[Material for the task]
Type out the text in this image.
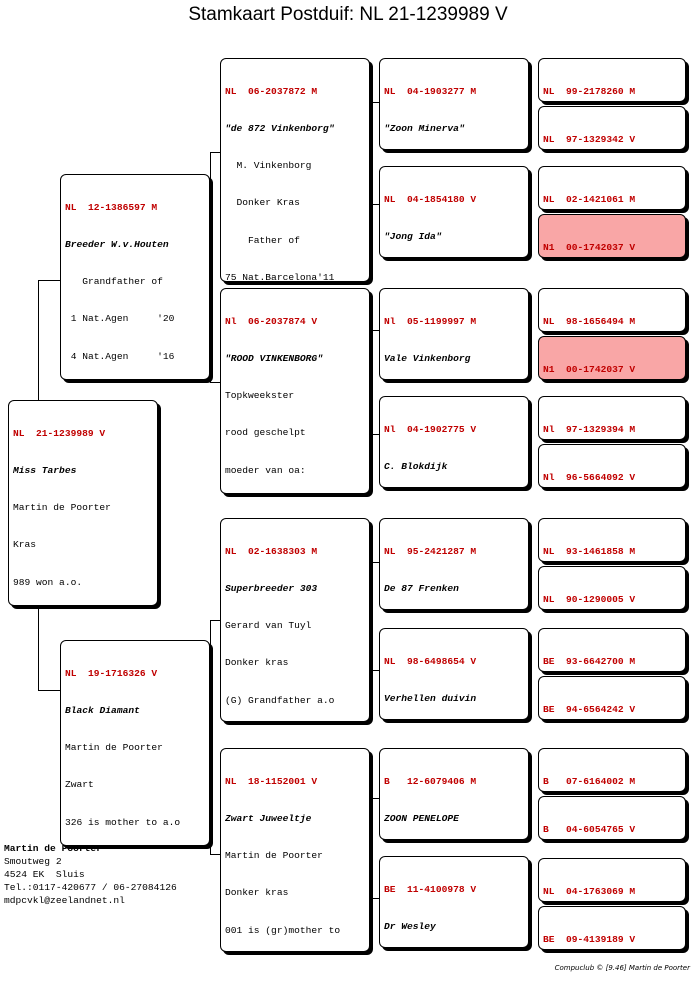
Stamkaart Postduif: NL 21-1239989 V

NL  21-1239989 V

Miss Tarbes

Martin de Poorter

Kras

989 won a.o.

NL  12-1386597 M

Breeder W.v.Houten

Grandfather of

1 Nat.Agen     '20

4 Nat.Agen     '16

NL  19-1716326 V

Black Diamant

Martin de Poorter

Zwart

326 is mother to a.o

NL  06-2037872 M

"de 872 Vinkenborg"

M. Vinkenborg

Donker Kras

Father of

75 Nat.Barcelona'11

Nl  06-2037874 V

"ROOD VINKENBORG"

Topkweekster

rood geschelpt

moeder van oa:

NL  02-1638303 M

Superbreeder 303

Gerard van Tuyl

Donker kras

(G) Grandfather a.o

NL  18-1152001 V

Zwart Juweeltje

Martin de Poorter

Donker kras

001 is (gr)mother to

NL  04-1903277 M

"Zoon Minerva"

NL  04-1854180 V

"Jong Ida"

Nl  05-1199997 M

Vale Vinkenborg

Nl  04-1902775 V

C. Blokdijk

NL  95-2421287 M

De 87 Frenken

NL  98-6498654 V

Verhellen duivin

B   12-6079406 M

ZOON PENELOPE

BE  11-4100978 V

Dr Wesley

NL  99-2178260 M

NL  97-1329342 V

NL  02-1421061 M

N1  00-1742037 V

NL  98-1656494 M

N1  00-1742037 V

Nl  97-1329394 M

Nl  96-5664092 V

NL  93-1461858 M

NL  90-1290005 V

BE  93-6642700 M

BE  94-6564242 V

B   07-6164002 M

B   04-6054765 V

NL  04-1763069 M

BE  09-4139189 V

Martin de Poorter
Smoutweg 2
4524 EK  Sluis
Tel.:0117-420677 / 06-27084126
mdpcvkl@zeelandnet.nl
Compuclub © [9.46] Martin de Poorter
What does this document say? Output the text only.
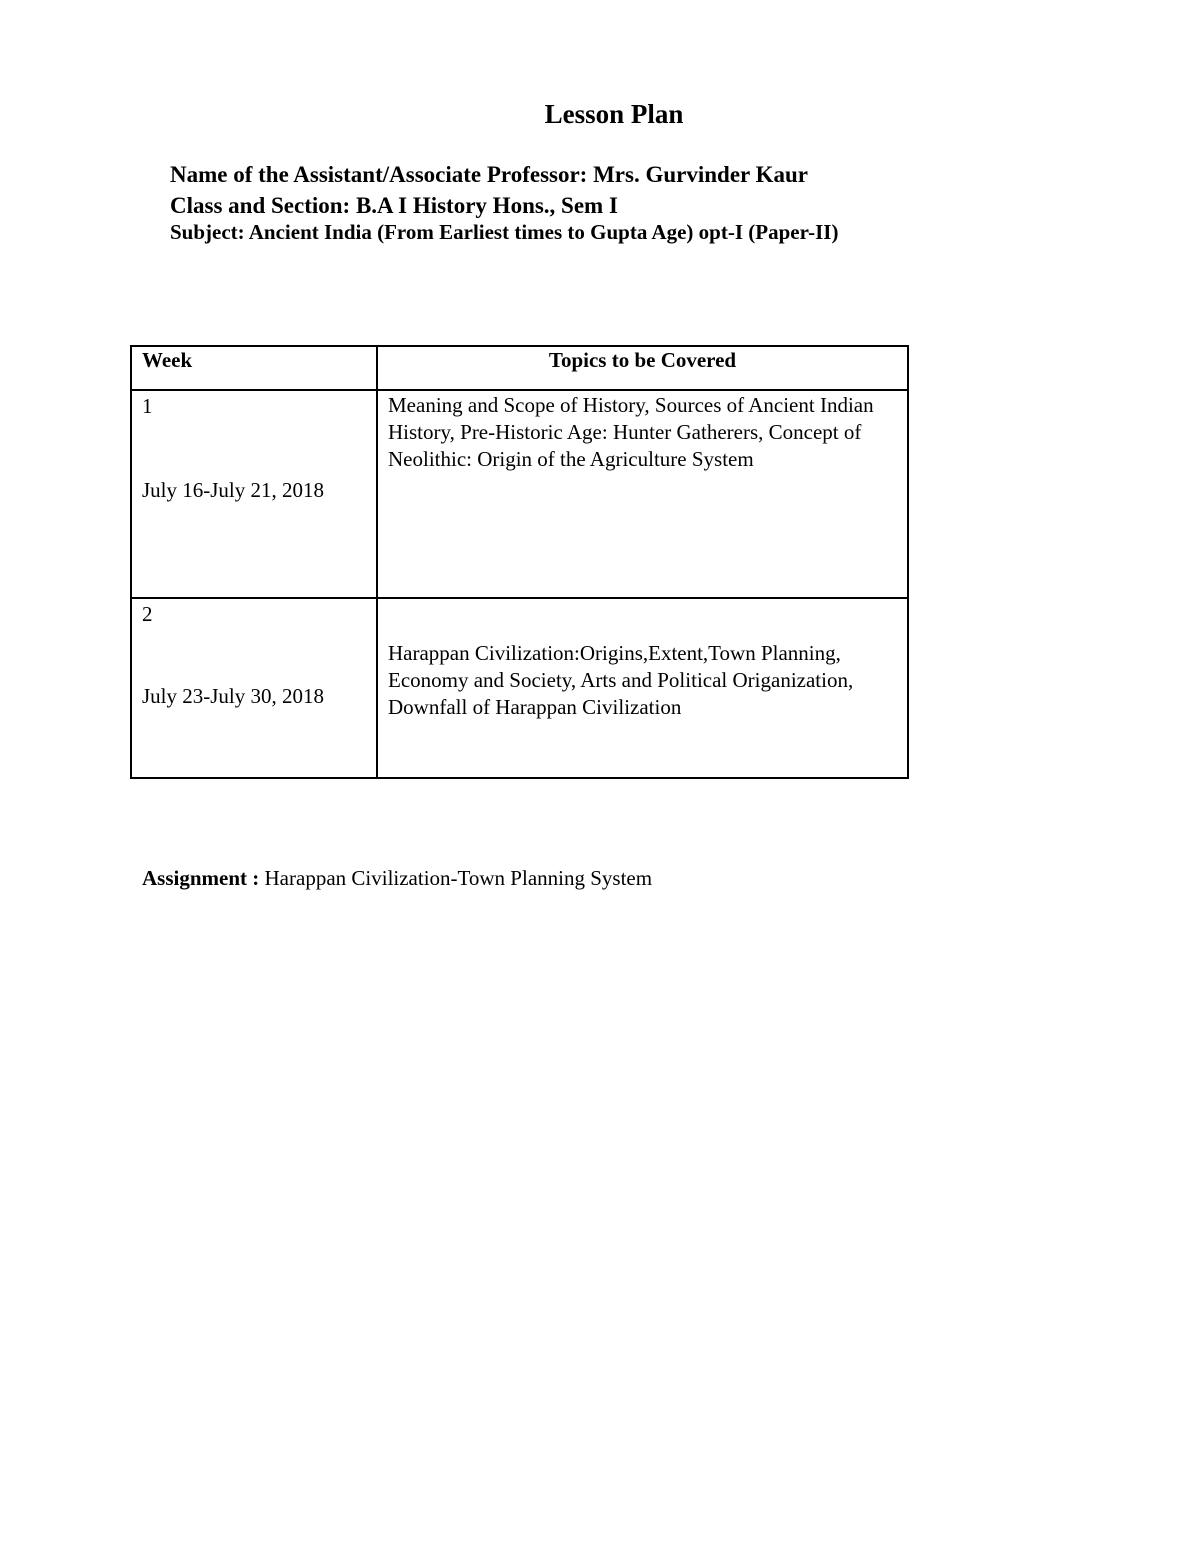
Lesson Plan

Name of the Assistant/Associate Professor: Mrs. Gurvinder Kaur

Class and Section: B.A I History Hons., Sem I

Subject: Ancient India (From Earliest times to Gupta Age) opt-I (Paper-II)

Week	Topics to be Covered

1
July 16-July 21, 2018	Meaning and Scope of History, Sources of Ancient Indian History, Pre-Historic Age: Hunter Gatherers, Concept of Neolithic: Origin of the Agriculture System

2
July 23-July 30, 2018	Harappan Civilization:Origins,Extent,Town Planning, Economy and Society, Arts and Political Origanization, Downfall of Harappan Civilization

Assignment : Harappan Civilization-Town Planning System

[Task details]
Without the pictures, write out all of the material exactly.

[Full solution]
Type out the text in this image.
Stamkaart Postduif: NL 21-1239989 V

NL  21-1239989 V

Miss Tarbes

Martin de Poorter

Kras

989 won a.o.

NL  12-1386597 M

Breeder W.v.Houten

Grandfather of

1 Nat.Agen     '20

4 Nat.Agen     '16

NL  19-1716326 V

Black Diamant

Martin de Poorter

Zwart

326 is mother to a.o

NL  06-2037872 M

"de 872 Vinkenborg"

M. Vinkenborg

Donker Kras

Father of

75 Nat.Barcelona'11

Nl  06-2037874 V

"ROOD VINKENBORG"

Topkweekster

rood geschelpt

moeder van oa:

NL  02-1638303 M

Superbreeder 303

Gerard van Tuyl

Donker kras

(G) Grandfather a.o

NL  18-1152001 V

Zwart Juweeltje

Martin de Poorter

Donker kras

001 is (gr)mother to

NL  04-1903277 M

"Zoon Minerva"

NL  04-1854180 V

"Jong Ida"

Nl  05-1199997 M

Vale Vinkenborg

Nl  04-1902775 V

C. Blokdijk

NL  95-2421287 M

De 87 Frenken

NL  98-6498654 V

Verhellen duivin

B   12-6079406 M

ZOON PENELOPE

BE  11-4100978 V

Dr Wesley

NL  99-2178260 M

NL  97-1329342 V

NL  02-1421061 M

N1  00-1742037 V

NL  98-1656494 M

N1  00-1742037 V

Nl  97-1329394 M

Nl  96-5664092 V

NL  93-1461858 M

NL  90-1290005 V

BE  93-6642700 M

BE  94-6564242 V

B   07-6164002 M

B   04-6054765 V

NL  04-1763069 M

BE  09-4139189 V

Martin de Poorter
Smoutweg 2
4524 EK  Sluis
Tel.:0117-420677 / 06-27084126
mdpcvkl@zeelandnet.nl
Compuclub © [9.46] Martin de Poorter
What does this document say? Output the text only.
Lesson Plan

Name of the Assistant/Associate Professor: Mrs. Gurvinder Kaur

Class and Section: B.A I History Hons., Sem I

Subject: Ancient India (From Earliest times to Gupta Age) opt-I (Paper-II)

Week	Topics to be Covered

1
July 16-July 21, 2018	Meaning and Scope of History, Sources of Ancient Indian History, Pre-Historic Age: Hunter Gatherers, Concept of Neolithic: Origin of the Agriculture System

2
July 23-July 30, 2018	Harappan Civilization:Origins,Extent,Town Planning, Economy and Society, Arts and Political Origanization, Downfall of Harappan Civilization

Assignment : Harappan Civilization-Town Planning System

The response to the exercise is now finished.